Stated task 1 |
According to the bylaws excerpt, how many directors does the board of directors initially consist of?

Selected passage |
The chairman of the meeting shall fix and announce at the meeting the date and time of the opening and the closing of the polls for each matter upon which the stockholders will vote at a meeting.

 

Record Date for Action by Written Consent. In order that the corporation may determine the stockholders entitled to consent to corporate action in writing without a meeting, the board of directors may fix a record date, which record date shall not precede the date upon which the resolution fixing the record date is adopted by the board of directors, and which date shall not be more than ten (10) days after the date upon which the resolution fixing the record date is adopted by the board of directors. Any stockholder of record seeking to have the stockholders authorize or take corporate action by written consent shall, by written notice to the secretary, request the board of directors to fix a record date. The board of directors shall promptly, but in all events within ten (10) days after the date on which such a request is received, adopt a resolution fixing the record date (unless a record date has previously been fixed by the board of directors pursuant to the first sentence of this Section). If no record date has been fixed by the board of directors pursuant to the first sentence of this Section or otherwise within ten (10) days of the date on which such a request is received, the record date for determining stockholders entitled to consent to corporate action in writing without a meeting, when no prior action by the board of directors is required by applicable law, shall be the first date on which a signed written consent setting forth the action taken or proposed to be taken is delivered to the corporation by delivery to its registered office in Delaware, its principal place of business, or to any officer or agent of the corporation having custody of the book in which proceedings of meetings of stockholders are recorded. Delivery shall be by hand or by certified or registered mail, return receipt requested. If no record date has been fixed by the board of directors and prior action by the board of directors is required by applicable law, the record date for determining stockholders entitled to consent to corporate action in writing without

 

 


a meeting shall be at the close of business on the date on which the board of directors adopts the resolution taking such prior action.

Inspectors of Written Consent. In the event of the delivery, in the manner provided by Section 11 of this Article II to the corporation of the requisite written consent or consents to take corporate action and/or any related revocation or revocations, the corporation shall engage independent inspectors of elections for the purpose of promptly performing a ministerial review of the validity of the consents and revocations. For the purpose of permitting the inspectors to perform such review, no action by written consent without a meeting shall be effective until such date as the independent inspectors certify to the corporation that the consents delivered to the corporation in accordance with Section 11 of this Article II represent at least the minimum number of votes that would be necessary to take the corporate action. Nothing contained in this Section shall in any way be construed to suggest or imply that the board of directors or any stockholder shall not be entitled to contest the validity of any consent or revocation thereof, whether before or after such certification by the independent inspectors, or to take any other action (including, without limitation, the commencement, prosecution, or defense of any litigation with respect thereto, and the seeking of injunctive relief in such litigation).

Effectiveness of Written Consent. Every written consent shall bear the date of signature of each stockholder who signs the consent and no written consent shall be effective to take the corporate action referred to therein unless, within sixty (60) days of the earliest dated written consent received in accordance with Section 11 of this Article II, a written consent or consents signed by a sufficient number of holders to take such action are delivered to the corporation in the manner prescribed in Section 11 of this Article II.

 

THE BOARD OF DIRECTORS

Composition. The board of directors shall initially consist of nine (9) directors, and thereafter the number of directors constituting the board may be enlarged or reduced from time to time by a resolution adopted by a majority of the directors then in office, even though less than a quorum. No reduction of the authorized number of directors shall have the effect of removing any director before that director’s term of office expires. No director need be a stockholder.

Stated task 2 |
Please rewrite the part of the listing that opens with its first line and closes with the line containing "candle-body[interactable]: [399, 339, 405, 352]", both included, as a Markdown table with columns Nr and Entry. Number each row and leave out blank lines.

Dataset records |
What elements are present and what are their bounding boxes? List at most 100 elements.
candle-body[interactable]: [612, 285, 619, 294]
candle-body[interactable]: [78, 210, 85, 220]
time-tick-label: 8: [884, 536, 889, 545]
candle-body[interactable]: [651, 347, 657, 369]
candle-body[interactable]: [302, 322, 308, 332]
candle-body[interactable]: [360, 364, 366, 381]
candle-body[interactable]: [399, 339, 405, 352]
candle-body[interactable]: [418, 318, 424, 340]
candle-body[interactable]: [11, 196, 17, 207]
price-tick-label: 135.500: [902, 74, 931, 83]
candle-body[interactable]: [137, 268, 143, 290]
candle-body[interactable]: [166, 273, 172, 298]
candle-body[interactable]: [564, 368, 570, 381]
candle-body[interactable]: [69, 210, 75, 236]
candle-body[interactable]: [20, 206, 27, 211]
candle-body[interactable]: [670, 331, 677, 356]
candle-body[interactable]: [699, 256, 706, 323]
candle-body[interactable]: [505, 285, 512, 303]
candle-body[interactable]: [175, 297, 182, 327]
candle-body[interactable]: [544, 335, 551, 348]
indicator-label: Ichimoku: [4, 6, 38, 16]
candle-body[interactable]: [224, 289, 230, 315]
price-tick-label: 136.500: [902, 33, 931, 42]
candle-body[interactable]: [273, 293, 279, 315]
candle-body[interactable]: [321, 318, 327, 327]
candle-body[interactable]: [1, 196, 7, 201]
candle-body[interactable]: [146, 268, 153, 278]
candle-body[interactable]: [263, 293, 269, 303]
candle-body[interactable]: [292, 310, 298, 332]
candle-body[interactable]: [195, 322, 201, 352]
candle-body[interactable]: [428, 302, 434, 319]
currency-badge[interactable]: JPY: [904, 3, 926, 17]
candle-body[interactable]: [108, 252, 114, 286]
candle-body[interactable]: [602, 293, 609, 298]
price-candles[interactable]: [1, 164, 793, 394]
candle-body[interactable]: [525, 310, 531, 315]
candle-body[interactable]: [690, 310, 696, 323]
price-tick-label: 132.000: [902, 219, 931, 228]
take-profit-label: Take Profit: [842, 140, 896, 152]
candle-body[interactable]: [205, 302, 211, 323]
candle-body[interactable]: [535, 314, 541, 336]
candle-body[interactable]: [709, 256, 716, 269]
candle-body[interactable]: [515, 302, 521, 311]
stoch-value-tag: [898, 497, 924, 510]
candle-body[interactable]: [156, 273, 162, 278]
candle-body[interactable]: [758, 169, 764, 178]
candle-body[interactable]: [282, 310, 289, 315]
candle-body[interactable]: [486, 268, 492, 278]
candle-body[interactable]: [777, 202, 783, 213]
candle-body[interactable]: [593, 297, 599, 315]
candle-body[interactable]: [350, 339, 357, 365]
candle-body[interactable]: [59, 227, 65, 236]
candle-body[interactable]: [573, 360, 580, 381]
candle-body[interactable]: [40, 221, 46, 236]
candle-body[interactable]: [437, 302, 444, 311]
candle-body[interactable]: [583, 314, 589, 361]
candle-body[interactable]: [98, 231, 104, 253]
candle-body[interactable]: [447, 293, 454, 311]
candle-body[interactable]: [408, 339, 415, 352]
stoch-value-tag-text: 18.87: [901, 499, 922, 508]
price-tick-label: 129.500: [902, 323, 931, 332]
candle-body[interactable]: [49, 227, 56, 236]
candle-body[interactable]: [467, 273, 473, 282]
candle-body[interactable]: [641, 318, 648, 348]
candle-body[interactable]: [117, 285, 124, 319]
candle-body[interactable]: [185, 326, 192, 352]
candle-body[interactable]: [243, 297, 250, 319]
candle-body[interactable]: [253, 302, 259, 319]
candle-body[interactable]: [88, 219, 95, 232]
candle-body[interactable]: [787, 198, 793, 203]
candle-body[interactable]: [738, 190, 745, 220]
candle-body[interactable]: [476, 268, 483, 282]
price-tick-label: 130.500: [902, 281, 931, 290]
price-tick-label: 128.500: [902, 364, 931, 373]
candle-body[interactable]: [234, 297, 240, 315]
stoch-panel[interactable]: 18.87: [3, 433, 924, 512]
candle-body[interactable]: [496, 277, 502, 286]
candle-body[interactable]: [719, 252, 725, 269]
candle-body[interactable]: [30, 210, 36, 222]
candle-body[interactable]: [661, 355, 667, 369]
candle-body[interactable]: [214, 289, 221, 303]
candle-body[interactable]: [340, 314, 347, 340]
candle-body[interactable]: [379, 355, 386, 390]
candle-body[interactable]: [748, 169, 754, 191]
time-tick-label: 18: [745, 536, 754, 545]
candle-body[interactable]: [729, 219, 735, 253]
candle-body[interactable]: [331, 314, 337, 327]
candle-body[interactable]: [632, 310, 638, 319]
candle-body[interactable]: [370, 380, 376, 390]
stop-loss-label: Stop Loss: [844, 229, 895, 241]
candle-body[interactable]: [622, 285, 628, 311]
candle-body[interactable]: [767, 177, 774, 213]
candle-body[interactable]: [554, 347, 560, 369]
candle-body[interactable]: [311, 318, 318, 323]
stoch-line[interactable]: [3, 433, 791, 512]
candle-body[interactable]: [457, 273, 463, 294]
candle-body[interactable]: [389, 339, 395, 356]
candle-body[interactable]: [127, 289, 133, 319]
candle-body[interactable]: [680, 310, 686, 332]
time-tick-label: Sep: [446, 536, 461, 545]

Task result 1 |
Nine (9) directors.

Task result 2 |
| Nr | Entry |
|---|---|
| 1 | What elements are present and what are their bounding boxes? List at most 100 elements. |
| 2 | candle-body[interactable]: [612, 285, 619, 294] |
| 3 | candle-body[interactable]: [78, 210, 85, 220] |
| 4 | time-tick-label: 8: [884, 536, 889, 545] |
| 5 | candle-body[interactable]: [651, 347, 657, 369] |
| 6 | candle-body[interactable]: [302, 322, 308, 332] |
| 7 | candle-body[interactable]: [360, 364, 366, 381] |
| 8 | candle-body[interactable]: [399, 339, 405, 352] |